→ **WHAT YOU SHOULD DO**: Write out exactly the lines running from the one with "What data was" to the end of the data, including both of those lines and excluding pictures.

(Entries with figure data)
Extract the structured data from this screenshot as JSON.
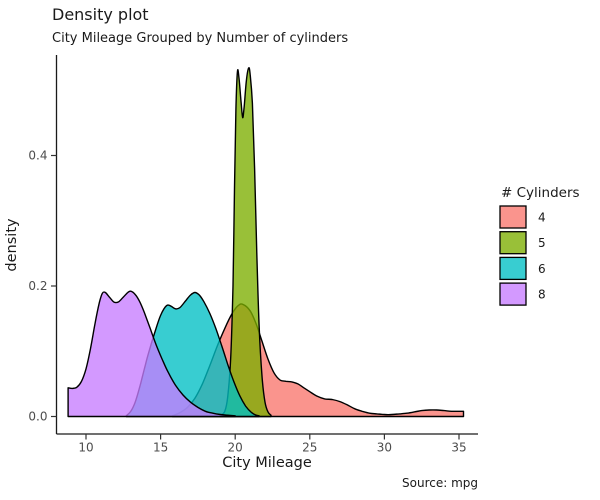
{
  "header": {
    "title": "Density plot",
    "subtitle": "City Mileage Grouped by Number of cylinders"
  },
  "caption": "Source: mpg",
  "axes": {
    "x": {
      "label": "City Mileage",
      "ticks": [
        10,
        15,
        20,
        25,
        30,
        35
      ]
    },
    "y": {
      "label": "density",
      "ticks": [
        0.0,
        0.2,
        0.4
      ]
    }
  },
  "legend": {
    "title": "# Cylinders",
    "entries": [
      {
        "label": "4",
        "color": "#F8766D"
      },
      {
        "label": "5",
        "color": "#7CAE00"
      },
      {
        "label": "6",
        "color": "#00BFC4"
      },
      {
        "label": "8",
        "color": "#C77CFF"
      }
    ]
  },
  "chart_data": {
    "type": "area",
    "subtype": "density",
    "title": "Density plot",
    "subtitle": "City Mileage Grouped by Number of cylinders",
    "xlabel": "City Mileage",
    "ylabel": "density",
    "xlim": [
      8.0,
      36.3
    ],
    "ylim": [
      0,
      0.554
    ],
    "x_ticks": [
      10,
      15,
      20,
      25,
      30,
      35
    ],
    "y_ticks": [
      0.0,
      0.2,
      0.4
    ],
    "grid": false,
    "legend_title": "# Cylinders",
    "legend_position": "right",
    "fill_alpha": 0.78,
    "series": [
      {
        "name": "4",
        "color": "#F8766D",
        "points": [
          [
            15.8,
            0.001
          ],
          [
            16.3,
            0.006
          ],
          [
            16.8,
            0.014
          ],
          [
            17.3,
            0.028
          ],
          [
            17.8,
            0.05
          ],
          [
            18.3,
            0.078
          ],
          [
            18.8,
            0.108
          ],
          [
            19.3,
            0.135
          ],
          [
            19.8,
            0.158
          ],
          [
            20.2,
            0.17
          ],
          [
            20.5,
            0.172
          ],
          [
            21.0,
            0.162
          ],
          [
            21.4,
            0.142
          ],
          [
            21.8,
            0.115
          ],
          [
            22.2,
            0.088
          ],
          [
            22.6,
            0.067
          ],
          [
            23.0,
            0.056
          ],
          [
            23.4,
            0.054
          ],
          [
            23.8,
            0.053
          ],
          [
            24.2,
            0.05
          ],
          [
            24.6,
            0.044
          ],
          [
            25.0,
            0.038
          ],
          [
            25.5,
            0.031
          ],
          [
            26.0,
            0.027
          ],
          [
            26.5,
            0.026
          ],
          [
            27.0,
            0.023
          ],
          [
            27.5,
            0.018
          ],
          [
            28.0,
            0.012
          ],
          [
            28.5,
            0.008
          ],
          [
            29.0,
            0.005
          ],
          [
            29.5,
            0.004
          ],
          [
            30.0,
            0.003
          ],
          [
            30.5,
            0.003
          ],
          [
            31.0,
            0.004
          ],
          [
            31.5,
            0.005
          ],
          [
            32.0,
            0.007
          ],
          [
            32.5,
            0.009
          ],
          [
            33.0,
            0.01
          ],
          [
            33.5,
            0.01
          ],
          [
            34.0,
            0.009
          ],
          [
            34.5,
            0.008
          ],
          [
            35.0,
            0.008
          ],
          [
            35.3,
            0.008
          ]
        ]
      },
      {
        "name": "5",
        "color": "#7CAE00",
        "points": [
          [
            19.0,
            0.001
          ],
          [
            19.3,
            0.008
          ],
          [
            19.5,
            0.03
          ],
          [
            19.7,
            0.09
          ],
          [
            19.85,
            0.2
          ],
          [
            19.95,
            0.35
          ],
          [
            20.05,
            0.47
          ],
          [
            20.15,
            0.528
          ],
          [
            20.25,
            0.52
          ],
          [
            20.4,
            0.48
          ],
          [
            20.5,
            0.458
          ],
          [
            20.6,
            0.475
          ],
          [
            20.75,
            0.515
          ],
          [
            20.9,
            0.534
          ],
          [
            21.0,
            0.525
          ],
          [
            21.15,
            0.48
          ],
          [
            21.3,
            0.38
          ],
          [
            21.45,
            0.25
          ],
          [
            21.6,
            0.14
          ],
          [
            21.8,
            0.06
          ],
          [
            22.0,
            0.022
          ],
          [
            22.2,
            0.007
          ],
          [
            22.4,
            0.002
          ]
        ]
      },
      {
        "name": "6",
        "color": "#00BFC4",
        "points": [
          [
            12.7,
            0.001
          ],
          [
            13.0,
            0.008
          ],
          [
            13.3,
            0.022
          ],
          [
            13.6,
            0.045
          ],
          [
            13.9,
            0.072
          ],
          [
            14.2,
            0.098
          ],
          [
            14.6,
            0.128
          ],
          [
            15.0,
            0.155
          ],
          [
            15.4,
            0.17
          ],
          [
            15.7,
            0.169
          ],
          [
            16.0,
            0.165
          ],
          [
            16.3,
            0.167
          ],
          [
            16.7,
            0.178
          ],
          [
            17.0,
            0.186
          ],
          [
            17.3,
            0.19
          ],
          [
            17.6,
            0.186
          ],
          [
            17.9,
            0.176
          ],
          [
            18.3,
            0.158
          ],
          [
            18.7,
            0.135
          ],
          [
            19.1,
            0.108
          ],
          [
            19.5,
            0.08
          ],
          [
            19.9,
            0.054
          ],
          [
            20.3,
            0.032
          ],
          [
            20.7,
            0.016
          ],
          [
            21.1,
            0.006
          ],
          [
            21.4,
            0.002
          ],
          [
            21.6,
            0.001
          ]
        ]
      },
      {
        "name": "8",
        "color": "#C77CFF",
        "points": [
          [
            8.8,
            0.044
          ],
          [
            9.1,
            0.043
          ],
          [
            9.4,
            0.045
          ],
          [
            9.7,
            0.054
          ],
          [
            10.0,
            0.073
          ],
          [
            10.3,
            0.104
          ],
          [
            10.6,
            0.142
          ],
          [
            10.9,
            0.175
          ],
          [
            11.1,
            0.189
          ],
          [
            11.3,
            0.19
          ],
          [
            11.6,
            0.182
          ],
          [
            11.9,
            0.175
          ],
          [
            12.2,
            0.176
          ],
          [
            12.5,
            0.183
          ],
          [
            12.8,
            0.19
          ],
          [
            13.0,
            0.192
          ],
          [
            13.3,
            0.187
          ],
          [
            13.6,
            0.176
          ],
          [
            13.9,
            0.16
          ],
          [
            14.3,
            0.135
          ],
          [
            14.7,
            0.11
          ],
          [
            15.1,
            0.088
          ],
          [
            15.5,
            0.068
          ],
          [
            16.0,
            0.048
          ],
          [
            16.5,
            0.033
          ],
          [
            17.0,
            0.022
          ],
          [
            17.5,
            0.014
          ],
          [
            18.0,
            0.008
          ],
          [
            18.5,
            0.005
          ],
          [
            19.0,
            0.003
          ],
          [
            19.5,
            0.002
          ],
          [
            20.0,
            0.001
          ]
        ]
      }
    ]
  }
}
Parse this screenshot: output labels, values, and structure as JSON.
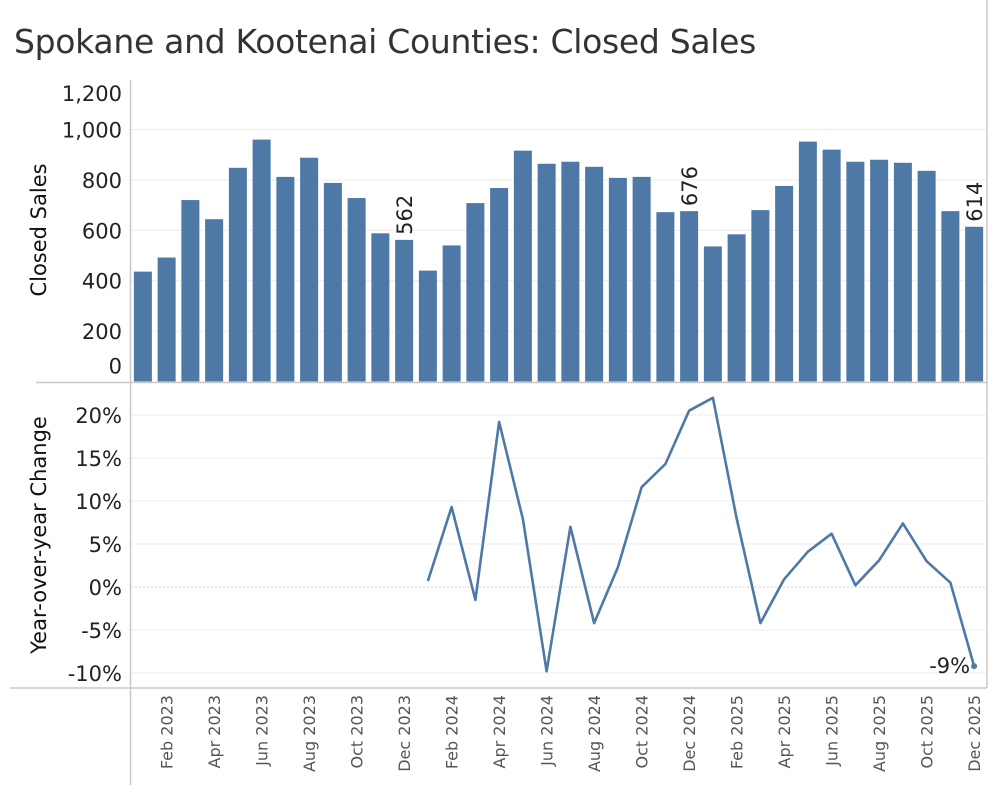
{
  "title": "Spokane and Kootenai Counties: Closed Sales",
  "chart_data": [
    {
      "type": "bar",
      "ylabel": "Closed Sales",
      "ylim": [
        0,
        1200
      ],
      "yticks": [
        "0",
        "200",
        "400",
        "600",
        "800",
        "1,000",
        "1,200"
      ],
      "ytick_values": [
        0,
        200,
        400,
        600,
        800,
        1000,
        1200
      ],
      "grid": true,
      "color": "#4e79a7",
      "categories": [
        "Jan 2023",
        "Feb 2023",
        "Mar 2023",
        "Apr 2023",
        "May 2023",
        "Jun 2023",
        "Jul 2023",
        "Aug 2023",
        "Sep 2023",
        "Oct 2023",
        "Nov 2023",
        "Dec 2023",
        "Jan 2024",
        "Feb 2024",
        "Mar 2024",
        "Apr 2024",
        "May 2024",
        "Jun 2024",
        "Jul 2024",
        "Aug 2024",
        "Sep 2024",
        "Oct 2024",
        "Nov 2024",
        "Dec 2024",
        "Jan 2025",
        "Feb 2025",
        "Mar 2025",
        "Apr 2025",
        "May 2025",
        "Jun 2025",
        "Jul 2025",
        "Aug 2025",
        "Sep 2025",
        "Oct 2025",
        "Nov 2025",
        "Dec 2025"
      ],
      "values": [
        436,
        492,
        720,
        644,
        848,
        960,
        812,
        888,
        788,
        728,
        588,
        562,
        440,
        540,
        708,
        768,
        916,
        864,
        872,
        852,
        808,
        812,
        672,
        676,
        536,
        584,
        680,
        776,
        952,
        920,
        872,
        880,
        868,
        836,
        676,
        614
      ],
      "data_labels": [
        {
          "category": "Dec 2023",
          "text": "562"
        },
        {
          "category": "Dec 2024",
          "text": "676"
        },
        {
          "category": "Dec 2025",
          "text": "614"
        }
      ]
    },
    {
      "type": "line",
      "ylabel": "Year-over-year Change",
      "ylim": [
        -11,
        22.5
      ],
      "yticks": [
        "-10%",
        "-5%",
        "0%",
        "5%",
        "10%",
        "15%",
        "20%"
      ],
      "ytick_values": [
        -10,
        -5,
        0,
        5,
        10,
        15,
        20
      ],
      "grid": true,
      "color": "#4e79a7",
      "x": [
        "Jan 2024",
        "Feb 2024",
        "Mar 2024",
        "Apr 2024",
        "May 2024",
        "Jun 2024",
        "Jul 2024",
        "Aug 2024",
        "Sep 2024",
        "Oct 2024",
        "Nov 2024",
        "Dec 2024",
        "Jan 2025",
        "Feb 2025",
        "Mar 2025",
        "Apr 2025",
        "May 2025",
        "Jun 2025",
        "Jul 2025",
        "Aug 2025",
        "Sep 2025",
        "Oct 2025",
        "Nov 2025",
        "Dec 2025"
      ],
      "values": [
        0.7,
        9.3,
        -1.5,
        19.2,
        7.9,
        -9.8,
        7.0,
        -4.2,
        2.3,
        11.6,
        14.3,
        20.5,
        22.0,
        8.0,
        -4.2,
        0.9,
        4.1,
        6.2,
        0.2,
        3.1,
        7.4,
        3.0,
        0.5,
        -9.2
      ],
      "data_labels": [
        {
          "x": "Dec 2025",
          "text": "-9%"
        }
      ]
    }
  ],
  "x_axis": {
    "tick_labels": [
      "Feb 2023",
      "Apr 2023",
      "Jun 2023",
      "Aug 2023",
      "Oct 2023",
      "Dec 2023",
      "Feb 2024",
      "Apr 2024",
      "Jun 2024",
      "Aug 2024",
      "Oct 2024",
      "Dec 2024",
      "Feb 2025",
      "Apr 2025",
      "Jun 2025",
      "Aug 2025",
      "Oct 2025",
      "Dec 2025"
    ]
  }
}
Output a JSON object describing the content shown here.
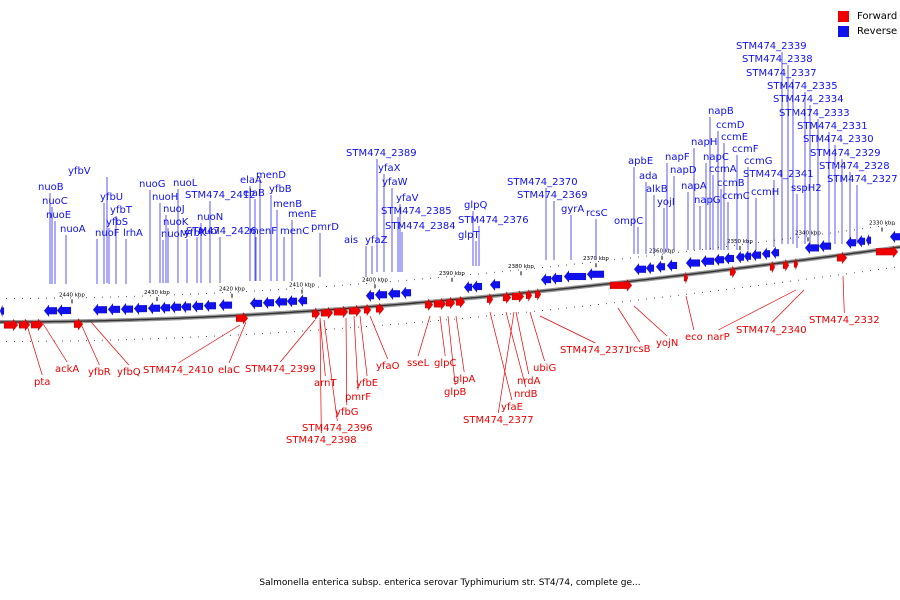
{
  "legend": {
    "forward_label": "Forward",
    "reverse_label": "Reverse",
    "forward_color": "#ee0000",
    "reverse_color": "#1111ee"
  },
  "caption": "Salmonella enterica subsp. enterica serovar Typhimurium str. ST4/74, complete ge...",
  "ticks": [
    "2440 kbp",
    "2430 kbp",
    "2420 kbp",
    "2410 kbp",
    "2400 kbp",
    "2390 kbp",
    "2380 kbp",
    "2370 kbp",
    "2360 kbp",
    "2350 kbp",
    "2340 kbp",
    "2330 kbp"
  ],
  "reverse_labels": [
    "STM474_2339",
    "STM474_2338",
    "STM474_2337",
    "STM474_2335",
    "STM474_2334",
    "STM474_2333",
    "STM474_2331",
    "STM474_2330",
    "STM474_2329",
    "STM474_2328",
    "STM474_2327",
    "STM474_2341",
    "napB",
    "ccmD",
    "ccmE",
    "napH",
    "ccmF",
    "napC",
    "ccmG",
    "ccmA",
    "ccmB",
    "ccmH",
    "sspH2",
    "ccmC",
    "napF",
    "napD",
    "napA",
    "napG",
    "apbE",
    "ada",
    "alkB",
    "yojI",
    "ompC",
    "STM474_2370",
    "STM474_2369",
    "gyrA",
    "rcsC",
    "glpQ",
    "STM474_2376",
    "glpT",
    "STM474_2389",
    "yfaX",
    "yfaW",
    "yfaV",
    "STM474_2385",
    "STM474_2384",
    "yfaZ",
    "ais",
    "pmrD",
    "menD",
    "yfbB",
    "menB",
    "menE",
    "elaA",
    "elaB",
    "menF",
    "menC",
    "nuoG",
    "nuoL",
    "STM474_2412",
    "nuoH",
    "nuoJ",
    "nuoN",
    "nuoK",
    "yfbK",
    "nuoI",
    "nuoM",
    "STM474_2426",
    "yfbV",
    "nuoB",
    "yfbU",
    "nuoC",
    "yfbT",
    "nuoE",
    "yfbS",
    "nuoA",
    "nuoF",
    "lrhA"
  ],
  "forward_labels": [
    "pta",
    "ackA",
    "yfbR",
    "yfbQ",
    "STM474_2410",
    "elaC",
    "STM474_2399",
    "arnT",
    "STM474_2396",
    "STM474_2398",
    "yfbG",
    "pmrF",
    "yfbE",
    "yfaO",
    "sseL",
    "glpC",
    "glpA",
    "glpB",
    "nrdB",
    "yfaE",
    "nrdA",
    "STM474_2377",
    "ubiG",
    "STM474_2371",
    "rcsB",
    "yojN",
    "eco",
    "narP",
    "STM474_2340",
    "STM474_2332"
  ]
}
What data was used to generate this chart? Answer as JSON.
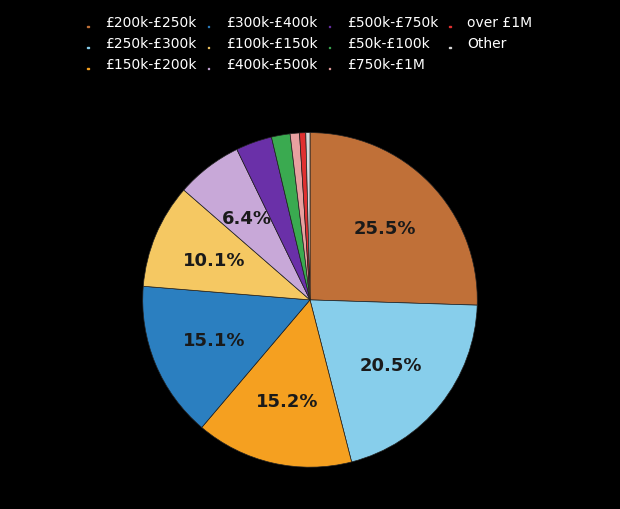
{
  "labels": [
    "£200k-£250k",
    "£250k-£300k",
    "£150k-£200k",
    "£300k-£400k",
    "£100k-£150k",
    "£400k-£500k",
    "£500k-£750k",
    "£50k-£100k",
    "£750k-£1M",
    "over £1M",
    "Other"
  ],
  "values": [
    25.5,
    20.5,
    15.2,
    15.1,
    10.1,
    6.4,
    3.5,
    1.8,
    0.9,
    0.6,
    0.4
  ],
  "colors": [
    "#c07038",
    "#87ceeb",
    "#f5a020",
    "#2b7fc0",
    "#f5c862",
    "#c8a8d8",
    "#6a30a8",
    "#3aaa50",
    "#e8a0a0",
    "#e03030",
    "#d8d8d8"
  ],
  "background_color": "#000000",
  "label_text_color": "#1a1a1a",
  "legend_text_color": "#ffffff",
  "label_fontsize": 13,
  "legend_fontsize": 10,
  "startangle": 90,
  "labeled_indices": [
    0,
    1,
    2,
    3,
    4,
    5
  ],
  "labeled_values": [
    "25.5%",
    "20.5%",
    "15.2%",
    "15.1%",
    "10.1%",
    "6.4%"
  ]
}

→ **EXPECTED ANSWER**:
What data was used to generate this chart? Answer as JSON.
{
  "labels": [
    "£200k-£250k",
    "£250k-£300k",
    "£150k-£200k",
    "£300k-£400k",
    "£100k-£150k",
    "£400k-£500k",
    "£500k-£750k",
    "£50k-£100k",
    "£750k-£1M",
    "over £1M",
    "Other"
  ],
  "values": [
    25.5,
    20.5,
    15.2,
    15.1,
    10.1,
    6.4,
    3.5,
    1.8,
    0.9,
    0.6,
    0.4
  ],
  "colors": [
    "#c07038",
    "#87ceeb",
    "#f5a020",
    "#2b7fc0",
    "#f5c862",
    "#c8a8d8",
    "#6a30a8",
    "#3aaa50",
    "#e8a0a0",
    "#e03030",
    "#d8d8d8"
  ],
  "background_color": "#000000",
  "label_text_color": "#1a1a1a",
  "legend_text_color": "#ffffff",
  "label_fontsize": 13,
  "legend_fontsize": 10,
  "startangle": 90,
  "labeled_indices": [
    0,
    1,
    2,
    3,
    4,
    5
  ],
  "labeled_values": [
    "25.5%",
    "20.5%",
    "15.2%",
    "15.1%",
    "10.1%",
    "6.4%"
  ]
}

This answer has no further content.